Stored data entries
◆ ◆ ◆ ◆

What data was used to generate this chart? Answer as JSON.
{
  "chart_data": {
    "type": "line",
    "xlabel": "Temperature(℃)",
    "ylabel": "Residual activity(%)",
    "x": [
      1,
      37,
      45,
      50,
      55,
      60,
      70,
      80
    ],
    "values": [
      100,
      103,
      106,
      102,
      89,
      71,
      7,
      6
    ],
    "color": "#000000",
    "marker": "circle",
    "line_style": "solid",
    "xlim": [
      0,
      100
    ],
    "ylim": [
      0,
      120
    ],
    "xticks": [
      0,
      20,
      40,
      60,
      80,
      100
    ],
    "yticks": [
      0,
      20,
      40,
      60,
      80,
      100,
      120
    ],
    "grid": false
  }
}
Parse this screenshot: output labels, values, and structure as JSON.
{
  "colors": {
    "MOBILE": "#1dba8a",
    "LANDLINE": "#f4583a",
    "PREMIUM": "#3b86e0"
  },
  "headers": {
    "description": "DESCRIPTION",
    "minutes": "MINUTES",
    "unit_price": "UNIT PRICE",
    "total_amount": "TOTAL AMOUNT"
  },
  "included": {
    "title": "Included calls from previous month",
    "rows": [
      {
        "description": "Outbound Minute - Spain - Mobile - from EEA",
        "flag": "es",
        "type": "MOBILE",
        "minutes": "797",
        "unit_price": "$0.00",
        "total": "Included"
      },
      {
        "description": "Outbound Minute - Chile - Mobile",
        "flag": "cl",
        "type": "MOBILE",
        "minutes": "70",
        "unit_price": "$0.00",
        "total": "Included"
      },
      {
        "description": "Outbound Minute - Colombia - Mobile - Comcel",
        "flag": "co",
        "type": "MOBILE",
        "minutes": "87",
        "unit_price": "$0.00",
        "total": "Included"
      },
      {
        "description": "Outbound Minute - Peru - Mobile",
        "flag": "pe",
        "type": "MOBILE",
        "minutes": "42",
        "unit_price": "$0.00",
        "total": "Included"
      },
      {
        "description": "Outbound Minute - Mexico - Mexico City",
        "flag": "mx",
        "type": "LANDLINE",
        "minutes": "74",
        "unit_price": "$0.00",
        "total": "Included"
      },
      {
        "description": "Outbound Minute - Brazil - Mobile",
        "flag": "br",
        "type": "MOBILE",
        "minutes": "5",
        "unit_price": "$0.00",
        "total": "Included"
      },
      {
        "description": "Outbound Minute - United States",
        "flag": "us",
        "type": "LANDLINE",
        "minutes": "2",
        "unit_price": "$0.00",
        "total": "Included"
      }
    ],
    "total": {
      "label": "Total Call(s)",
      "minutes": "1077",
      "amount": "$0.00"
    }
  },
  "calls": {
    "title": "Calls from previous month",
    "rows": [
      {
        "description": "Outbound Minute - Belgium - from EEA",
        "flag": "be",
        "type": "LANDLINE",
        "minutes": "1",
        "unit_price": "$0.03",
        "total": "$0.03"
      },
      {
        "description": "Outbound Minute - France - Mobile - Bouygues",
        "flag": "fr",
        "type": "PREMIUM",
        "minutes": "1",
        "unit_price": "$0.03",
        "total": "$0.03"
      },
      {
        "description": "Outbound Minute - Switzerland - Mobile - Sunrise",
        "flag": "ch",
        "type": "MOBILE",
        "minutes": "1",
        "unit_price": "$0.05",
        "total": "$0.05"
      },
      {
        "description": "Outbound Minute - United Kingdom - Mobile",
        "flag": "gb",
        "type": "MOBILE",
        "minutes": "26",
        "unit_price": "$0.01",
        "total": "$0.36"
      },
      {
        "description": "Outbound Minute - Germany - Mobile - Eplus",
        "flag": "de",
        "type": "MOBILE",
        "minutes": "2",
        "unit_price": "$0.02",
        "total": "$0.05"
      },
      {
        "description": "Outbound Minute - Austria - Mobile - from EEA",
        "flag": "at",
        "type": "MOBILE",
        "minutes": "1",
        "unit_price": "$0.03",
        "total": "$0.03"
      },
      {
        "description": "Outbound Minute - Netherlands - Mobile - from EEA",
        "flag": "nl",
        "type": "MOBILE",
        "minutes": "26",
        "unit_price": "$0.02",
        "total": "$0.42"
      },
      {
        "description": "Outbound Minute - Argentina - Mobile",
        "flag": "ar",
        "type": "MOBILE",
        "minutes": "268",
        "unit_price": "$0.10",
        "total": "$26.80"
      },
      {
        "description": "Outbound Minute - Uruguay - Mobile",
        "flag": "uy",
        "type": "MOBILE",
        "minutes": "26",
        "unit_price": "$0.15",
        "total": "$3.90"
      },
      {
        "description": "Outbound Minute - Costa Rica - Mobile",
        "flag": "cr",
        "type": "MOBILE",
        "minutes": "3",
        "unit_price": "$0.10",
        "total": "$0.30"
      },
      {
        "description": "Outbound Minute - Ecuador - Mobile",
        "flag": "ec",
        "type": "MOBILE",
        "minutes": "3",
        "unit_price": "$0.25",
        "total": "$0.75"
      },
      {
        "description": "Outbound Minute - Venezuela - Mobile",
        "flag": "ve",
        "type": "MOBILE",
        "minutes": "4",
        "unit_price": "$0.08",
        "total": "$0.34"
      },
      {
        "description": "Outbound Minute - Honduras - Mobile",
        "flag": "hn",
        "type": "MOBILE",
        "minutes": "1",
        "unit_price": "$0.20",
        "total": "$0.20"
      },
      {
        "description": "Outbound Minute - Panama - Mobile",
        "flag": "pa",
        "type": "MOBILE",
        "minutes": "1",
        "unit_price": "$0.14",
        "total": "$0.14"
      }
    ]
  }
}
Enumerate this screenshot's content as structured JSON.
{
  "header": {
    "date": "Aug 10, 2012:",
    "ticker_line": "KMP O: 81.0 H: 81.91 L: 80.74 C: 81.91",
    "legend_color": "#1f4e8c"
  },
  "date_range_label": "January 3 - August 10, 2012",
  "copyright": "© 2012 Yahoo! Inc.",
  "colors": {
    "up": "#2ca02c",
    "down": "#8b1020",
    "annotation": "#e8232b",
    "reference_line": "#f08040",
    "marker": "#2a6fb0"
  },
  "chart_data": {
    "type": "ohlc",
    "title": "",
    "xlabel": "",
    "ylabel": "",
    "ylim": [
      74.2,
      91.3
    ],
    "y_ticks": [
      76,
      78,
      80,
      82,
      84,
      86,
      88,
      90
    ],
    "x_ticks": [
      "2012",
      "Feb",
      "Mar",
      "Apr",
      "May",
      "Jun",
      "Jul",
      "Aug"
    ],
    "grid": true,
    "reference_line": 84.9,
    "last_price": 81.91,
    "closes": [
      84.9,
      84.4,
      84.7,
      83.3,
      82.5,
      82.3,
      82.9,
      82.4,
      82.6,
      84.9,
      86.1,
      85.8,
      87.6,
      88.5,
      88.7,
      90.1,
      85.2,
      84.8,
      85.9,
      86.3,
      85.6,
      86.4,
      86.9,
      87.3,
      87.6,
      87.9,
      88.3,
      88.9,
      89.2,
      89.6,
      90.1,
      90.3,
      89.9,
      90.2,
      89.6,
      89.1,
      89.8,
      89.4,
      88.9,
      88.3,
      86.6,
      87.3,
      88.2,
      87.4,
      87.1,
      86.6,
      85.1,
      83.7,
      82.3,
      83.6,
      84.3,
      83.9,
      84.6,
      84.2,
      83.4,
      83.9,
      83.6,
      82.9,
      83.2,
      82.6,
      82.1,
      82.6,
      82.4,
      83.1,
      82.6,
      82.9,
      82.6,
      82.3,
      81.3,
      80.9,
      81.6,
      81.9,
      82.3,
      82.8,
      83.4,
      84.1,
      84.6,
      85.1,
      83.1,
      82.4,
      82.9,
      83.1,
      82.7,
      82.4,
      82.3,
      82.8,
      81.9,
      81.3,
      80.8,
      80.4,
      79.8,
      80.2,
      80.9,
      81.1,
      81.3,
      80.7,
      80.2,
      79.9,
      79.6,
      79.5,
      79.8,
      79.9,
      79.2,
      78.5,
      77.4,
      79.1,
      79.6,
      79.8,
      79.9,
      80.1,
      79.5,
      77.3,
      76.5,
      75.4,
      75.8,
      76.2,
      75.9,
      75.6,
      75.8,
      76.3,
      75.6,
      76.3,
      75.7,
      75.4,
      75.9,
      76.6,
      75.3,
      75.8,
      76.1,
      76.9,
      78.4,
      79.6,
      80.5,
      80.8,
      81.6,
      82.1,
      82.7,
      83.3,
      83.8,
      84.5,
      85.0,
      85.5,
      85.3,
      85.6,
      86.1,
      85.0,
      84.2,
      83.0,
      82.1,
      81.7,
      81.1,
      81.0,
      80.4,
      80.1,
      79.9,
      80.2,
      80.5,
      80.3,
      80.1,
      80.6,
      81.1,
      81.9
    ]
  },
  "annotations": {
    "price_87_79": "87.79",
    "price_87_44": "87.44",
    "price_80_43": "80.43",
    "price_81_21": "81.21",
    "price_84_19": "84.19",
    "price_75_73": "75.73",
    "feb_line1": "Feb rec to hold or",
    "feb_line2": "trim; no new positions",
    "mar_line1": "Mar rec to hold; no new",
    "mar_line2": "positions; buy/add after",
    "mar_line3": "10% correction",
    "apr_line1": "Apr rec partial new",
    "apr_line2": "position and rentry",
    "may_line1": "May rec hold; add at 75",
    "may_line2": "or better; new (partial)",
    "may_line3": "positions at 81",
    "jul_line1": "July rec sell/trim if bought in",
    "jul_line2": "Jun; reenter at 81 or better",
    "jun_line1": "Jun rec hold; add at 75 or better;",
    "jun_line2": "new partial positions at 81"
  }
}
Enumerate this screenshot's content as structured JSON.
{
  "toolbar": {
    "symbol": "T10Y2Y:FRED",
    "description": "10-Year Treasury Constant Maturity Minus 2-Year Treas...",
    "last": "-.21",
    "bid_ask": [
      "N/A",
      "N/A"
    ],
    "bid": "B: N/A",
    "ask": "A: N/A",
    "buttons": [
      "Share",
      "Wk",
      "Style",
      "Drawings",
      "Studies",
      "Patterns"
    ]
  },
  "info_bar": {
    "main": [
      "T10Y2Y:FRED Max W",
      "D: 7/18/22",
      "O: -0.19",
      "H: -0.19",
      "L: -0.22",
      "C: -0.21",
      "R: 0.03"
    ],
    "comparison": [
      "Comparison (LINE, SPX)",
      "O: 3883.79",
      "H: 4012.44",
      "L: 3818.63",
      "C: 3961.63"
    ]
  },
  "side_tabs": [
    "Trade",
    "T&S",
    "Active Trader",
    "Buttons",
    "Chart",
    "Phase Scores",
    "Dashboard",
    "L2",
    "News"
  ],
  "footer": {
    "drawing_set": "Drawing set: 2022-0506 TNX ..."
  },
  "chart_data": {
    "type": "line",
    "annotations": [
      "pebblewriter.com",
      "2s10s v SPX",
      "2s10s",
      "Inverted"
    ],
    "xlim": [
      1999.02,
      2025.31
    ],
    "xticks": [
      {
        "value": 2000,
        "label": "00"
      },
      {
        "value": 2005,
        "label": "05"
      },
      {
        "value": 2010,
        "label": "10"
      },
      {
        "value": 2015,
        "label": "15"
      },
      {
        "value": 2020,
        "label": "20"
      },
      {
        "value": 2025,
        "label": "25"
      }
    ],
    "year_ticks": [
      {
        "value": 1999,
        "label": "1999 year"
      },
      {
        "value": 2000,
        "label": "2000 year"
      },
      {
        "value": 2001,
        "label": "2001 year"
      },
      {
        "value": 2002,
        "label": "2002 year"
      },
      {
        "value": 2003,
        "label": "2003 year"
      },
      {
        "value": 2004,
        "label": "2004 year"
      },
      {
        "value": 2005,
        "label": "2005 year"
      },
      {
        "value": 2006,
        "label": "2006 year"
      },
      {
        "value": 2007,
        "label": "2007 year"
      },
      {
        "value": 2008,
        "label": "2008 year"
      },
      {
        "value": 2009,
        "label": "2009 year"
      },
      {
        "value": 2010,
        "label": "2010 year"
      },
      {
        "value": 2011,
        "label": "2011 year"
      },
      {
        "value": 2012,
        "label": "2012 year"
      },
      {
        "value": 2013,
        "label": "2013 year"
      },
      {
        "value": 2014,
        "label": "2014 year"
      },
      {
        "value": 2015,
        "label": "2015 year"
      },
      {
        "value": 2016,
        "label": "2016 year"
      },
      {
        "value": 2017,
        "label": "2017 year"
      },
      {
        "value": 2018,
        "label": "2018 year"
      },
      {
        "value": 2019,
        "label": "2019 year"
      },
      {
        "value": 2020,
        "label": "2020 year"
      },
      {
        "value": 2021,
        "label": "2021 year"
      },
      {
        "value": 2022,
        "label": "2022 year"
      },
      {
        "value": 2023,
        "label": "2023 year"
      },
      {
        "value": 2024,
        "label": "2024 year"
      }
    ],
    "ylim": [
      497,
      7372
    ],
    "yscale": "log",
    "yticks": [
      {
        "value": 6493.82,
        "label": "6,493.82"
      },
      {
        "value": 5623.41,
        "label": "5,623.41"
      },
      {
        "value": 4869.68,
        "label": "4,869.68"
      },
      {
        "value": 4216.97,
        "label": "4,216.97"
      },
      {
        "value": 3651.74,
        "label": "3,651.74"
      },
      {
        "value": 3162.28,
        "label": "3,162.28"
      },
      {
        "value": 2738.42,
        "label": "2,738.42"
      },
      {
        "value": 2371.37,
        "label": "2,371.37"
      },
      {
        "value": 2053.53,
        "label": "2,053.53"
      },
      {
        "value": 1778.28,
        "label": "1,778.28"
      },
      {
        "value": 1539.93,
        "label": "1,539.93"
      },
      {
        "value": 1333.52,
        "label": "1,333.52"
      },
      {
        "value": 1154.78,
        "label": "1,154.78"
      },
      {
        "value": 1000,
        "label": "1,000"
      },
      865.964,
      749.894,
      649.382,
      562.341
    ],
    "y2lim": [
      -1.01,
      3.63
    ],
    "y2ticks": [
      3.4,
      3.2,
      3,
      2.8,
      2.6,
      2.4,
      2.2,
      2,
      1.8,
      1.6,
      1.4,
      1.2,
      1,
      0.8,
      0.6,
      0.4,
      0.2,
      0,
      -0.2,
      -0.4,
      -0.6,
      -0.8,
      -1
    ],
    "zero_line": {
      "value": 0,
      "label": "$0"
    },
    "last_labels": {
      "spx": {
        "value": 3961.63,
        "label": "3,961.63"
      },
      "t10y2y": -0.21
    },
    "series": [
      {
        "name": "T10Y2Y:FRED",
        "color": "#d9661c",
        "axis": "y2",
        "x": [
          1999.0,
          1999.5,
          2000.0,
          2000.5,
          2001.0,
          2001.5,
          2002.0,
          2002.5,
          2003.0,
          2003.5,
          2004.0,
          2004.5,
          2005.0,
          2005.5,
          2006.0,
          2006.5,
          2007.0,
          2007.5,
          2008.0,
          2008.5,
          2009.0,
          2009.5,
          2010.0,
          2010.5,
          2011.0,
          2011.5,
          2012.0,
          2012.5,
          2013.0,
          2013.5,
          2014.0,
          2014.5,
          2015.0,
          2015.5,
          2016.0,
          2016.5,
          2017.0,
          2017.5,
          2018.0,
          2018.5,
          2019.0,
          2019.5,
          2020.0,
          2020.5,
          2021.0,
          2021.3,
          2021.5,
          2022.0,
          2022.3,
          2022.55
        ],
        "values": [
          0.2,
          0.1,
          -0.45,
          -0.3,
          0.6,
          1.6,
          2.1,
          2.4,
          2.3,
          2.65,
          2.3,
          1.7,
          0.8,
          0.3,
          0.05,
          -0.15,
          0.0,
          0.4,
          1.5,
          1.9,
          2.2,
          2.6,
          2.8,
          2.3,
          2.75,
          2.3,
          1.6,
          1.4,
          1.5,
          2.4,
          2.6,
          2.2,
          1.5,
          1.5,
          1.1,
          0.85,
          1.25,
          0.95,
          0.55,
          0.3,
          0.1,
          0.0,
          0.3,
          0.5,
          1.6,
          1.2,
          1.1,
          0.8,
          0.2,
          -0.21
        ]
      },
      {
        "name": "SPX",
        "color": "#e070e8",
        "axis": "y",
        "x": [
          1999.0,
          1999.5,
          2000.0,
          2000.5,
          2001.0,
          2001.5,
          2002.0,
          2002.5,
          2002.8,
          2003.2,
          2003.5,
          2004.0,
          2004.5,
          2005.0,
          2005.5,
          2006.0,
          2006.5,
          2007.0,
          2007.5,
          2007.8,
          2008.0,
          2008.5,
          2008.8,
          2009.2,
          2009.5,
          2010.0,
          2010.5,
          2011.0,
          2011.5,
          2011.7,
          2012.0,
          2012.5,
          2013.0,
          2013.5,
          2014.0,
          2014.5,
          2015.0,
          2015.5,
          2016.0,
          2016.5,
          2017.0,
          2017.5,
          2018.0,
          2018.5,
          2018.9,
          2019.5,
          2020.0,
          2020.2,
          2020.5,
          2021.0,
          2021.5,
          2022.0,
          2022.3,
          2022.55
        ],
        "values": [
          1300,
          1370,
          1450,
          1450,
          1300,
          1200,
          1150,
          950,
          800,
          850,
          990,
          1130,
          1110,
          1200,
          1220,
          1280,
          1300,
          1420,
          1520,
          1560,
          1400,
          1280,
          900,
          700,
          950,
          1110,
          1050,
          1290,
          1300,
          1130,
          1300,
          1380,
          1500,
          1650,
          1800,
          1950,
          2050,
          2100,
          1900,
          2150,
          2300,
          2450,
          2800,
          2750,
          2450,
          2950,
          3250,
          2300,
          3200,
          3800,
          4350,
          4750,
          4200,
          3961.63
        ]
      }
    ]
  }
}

◆ ◆ ◆ ◆

Given problem: Gather from the records above every line containing the string "title".

Problem solution:
    "title": "Included calls from previous month",
    "title": "Calls from previous month",
    "title": "",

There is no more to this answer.